### EXERCISE AIM
Extract everything from the line containing "y-axis-label: Density of" down to the line containing "y-tick-label: 25 [60,85,73,96]", both included, and copy those lines out character for character.

### RECORDED INFORMATION
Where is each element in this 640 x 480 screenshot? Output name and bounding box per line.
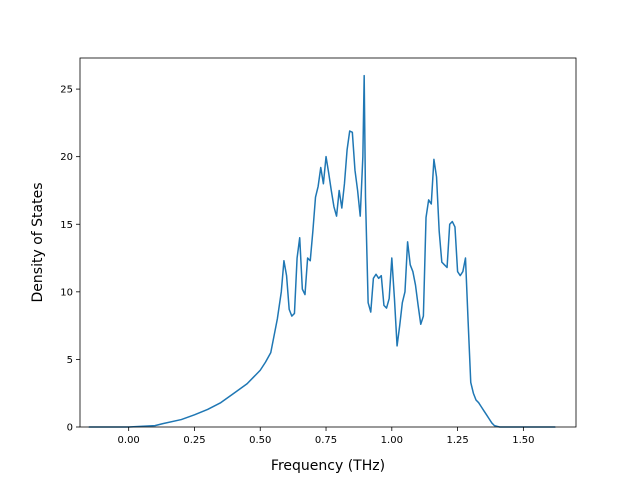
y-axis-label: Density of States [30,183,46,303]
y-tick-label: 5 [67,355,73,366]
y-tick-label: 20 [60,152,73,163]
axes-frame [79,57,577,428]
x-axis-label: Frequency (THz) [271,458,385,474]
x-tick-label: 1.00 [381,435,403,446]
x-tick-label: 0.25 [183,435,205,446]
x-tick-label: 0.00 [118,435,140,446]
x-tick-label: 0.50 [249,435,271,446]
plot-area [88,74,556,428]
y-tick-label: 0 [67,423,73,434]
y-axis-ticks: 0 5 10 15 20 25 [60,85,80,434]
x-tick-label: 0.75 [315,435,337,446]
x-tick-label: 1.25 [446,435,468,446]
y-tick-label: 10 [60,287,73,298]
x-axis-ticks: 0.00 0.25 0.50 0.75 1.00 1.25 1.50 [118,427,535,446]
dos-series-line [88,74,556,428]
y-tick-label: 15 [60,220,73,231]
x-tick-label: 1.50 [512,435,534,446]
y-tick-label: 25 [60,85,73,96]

* * *

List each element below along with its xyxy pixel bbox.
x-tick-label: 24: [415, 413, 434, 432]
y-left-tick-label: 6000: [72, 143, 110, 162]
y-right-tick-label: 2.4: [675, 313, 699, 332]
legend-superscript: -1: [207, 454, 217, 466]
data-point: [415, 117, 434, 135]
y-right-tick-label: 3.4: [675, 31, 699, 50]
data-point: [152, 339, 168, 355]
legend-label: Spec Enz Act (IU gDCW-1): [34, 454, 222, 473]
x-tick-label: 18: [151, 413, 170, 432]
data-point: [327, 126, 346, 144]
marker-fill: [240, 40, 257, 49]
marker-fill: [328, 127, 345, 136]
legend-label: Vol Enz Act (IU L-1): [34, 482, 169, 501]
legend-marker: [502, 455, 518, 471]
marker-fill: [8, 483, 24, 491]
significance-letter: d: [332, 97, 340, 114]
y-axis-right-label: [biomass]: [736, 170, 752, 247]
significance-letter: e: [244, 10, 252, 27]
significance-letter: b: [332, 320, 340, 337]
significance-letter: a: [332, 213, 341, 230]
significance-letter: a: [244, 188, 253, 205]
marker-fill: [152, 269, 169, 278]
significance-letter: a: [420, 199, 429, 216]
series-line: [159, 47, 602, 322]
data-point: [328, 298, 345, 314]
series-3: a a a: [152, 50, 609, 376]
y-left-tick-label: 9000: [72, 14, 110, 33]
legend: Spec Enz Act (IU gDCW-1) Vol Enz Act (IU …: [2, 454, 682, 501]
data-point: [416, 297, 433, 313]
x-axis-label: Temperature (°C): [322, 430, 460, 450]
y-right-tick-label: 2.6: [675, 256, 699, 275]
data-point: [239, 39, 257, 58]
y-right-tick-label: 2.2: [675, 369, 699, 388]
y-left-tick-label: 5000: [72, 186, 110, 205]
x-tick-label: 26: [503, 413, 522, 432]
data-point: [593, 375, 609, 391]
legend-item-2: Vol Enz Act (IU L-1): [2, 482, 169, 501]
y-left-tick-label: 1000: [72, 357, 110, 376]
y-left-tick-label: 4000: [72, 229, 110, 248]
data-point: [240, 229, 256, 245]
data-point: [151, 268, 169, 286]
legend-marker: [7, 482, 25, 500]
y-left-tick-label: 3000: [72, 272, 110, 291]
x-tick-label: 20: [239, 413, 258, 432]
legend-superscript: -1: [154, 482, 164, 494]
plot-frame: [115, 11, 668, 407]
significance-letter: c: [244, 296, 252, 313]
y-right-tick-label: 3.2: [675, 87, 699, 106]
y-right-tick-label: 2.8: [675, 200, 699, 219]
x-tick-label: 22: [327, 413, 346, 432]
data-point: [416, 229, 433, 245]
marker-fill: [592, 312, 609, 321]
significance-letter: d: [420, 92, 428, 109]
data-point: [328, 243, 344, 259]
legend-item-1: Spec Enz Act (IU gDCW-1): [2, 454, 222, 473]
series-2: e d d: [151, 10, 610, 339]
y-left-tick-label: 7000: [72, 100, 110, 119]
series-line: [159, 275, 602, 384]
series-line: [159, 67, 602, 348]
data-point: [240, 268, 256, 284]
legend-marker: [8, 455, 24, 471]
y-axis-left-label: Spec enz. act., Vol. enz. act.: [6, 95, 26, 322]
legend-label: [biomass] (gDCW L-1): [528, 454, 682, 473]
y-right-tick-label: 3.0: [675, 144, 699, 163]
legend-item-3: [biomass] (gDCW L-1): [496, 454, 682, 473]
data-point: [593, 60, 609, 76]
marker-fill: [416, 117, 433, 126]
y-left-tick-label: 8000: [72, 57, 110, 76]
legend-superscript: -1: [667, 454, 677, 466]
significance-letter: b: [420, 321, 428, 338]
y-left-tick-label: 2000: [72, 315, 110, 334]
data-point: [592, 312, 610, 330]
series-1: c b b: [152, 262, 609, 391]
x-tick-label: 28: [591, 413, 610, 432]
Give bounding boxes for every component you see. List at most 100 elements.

### TASK RESPONSE
y-axis-label: Density of States [30,183,46,303]
y-tick-label: 5 [67,355,73,366]
y-tick-label: 20 [60,152,73,163]
axes-frame [79,57,577,428]
x-axis-label: Frequency (THz) [271,458,385,474]
x-tick-label: 1.00 [381,435,403,446]
x-tick-label: 0.25 [183,435,205,446]
x-tick-label: 0.00 [118,435,140,446]
x-tick-label: 0.50 [249,435,271,446]
plot-area [88,74,556,428]
y-tick-label: 0 [67,423,73,434]
y-axis-ticks: 0 5 10 15 20 25 [60,85,80,434]
x-tick-label: 0.75 [315,435,337,446]
x-tick-label: 1.25 [446,435,468,446]
y-tick-label: 10 [60,287,73,298]
x-axis-ticks: 0.00 0.25 0.50 0.75 1.00 1.25 1.50 [118,427,535,446]
dos-series-line [88,74,556,428]
y-tick-label: 15 [60,220,73,231]
x-tick-label: 1.50 [512,435,534,446]
y-tick-label: 25 [60,85,73,96]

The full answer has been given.